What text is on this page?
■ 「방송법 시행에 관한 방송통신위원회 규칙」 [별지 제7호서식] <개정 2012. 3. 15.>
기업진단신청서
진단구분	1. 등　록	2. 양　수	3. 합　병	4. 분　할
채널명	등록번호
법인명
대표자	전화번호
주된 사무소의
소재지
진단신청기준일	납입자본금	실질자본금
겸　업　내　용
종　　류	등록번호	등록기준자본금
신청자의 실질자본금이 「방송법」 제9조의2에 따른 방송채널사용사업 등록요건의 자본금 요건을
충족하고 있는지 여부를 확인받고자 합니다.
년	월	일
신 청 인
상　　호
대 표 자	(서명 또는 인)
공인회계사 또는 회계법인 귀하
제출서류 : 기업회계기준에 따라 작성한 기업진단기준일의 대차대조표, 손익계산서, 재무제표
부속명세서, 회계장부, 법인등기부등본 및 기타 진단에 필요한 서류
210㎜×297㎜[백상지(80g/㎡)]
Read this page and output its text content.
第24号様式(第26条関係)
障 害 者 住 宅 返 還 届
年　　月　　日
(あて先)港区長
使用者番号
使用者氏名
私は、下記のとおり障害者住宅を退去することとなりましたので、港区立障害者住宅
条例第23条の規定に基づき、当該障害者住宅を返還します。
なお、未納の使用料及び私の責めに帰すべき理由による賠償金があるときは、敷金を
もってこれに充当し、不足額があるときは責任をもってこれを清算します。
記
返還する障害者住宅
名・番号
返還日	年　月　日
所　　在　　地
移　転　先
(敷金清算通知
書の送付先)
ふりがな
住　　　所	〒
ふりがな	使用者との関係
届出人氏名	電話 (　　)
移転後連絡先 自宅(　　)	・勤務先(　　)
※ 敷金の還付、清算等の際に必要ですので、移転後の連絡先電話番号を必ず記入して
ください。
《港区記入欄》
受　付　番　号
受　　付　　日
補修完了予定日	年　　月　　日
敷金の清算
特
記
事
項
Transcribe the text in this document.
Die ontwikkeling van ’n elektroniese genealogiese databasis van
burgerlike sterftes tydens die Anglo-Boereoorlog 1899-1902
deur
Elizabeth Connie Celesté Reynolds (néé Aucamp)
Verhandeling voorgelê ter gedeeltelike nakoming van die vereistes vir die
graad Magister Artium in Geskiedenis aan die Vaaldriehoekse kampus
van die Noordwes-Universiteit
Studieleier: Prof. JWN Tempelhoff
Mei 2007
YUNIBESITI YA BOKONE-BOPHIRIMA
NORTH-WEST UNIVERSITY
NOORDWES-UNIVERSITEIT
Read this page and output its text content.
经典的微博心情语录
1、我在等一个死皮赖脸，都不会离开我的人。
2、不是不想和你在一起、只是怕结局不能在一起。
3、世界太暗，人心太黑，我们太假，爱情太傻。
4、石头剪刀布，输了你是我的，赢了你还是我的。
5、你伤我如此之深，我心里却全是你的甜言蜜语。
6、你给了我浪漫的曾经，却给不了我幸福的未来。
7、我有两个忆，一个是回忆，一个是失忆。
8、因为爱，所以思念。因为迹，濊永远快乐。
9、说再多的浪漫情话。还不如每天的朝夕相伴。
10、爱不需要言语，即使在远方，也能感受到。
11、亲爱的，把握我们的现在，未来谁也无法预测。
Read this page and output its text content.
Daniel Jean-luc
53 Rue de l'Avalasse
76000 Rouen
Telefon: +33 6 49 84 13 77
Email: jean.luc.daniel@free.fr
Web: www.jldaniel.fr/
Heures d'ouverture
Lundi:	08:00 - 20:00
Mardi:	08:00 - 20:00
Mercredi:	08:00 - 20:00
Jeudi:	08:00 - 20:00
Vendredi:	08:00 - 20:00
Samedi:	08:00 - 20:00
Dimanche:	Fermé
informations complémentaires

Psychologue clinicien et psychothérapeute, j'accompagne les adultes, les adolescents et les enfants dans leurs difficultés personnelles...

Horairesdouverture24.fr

[Task description] Set down the listing above in full, please, exactly as it appears.

[Written response]
What text is on this page?
■ 「방송법 시행에 관한 방송통신위원회 규칙」 [별지 제7호서식] <개정 2012. 3. 15.>
기업진단신청서
진단구분	1. 등　록	2. 양　수	3. 합　병	4. 분　할
채널명	등록번호
법인명
대표자	전화번호
주된 사무소의
소재지
진단신청기준일	납입자본금	실질자본금
겸　업　내　용
종　　류	등록번호	등록기준자본금
신청자의 실질자본금이 「방송법」 제9조의2에 따른 방송채널사용사업 등록요건의 자본금 요건을
충족하고 있는지 여부를 확인받고자 합니다.
년	월	일
신 청 인
상　　호
대 표 자	(서명 또는 인)
공인회계사 또는 회계법인 귀하
제출서류 : 기업회계기준에 따라 작성한 기업진단기준일의 대차대조표, 손익계산서, 재무제표
부속명세서, 회계장부, 법인등기부등본 및 기타 진단에 필요한 서류
210㎜×297㎜[백상지(80g/㎡)]
Read this page and output its text content.
第24号様式(第26条関係)
障 害 者 住 宅 返 還 届
年　　月　　日
(あて先)港区長
使用者番号
使用者氏名
私は、下記のとおり障害者住宅を退去することとなりましたので、港区立障害者住宅
条例第23条の規定に基づき、当該障害者住宅を返還します。
なお、未納の使用料及び私の責めに帰すべき理由による賠償金があるときは、敷金を
もってこれに充当し、不足額があるときは責任をもってこれを清算します。
記
返還する障害者住宅
名・番号
返還日	年　月　日
所　　在　　地
移　転　先
(敷金清算通知
書の送付先)
ふりがな
住　　　所	〒
ふりがな	使用者との関係
届出人氏名	電話 (　　)
移転後連絡先 自宅(　　)	・勤務先(　　)
※ 敷金の還付、清算等の際に必要ですので、移転後の連絡先電話番号を必ず記入して
ください。
《港区記入欄》
受　付　番　号
受　　付　　日
補修完了予定日	年　　月　　日
敷金の清算
特
記
事
項
Transcribe the text in this document.
Die ontwikkeling van ’n elektroniese genealogiese databasis van
burgerlike sterftes tydens die Anglo-Boereoorlog 1899-1902
deur
Elizabeth Connie Celesté Reynolds (néé Aucamp)
Verhandeling voorgelê ter gedeeltelike nakoming van die vereistes vir die
graad Magister Artium in Geskiedenis aan die Vaaldriehoekse kampus
van die Noordwes-Universiteit
Studieleier: Prof. JWN Tempelhoff
Mei 2007
YUNIBESITI YA BOKONE-BOPHIRIMA
NORTH-WEST UNIVERSITY
NOORDWES-UNIVERSITEIT
Read this page and output its text content.
经典的微博心情语录
1、我在等一个死皮赖脸，都不会离开我的人。
2、不是不想和你在一起、只是怕结局不能在一起。
3、世界太暗，人心太黑，我们太假，爱情太傻。
4、石头剪刀布，输了你是我的，赢了你还是我的。
5、你伤我如此之深，我心里却全是你的甜言蜜语。
6、你给了我浪漫的曾经，却给不了我幸福的未来。
7、我有两个忆，一个是回忆，一个是失忆。
8、因为爱，所以思念。因为迹，濊永远快乐。
9、说再多的浪漫情话。还不如每天的朝夕相伴。
10、爱不需要言语，即使在远方，也能感受到。
11、亲爱的，把握我们的现在，未来谁也无法预测。
Read this page and output its text content.
Daniel Jean-luc
53 Rue de l'Avalasse
76000 Rouen
Telefon: +33 6 49 84 13 77
Email: jean.luc.daniel@free.fr
Web: www.jldaniel.fr/
Heures d'ouverture
Lundi:	08:00 - 20:00
Mardi:	08:00 - 20:00
Mercredi:	08:00 - 20:00
Jeudi:	08:00 - 20:00
Vendredi:	08:00 - 20:00
Samedi:	08:00 - 20:00
Dimanche:	Fermé
informations complémentaires

Psychologue clinicien et psychothérapeute, j'accompagne les adultes, les adolescents et les enfants dans leurs difficultés personnelles...

Horairesdouverture24.fr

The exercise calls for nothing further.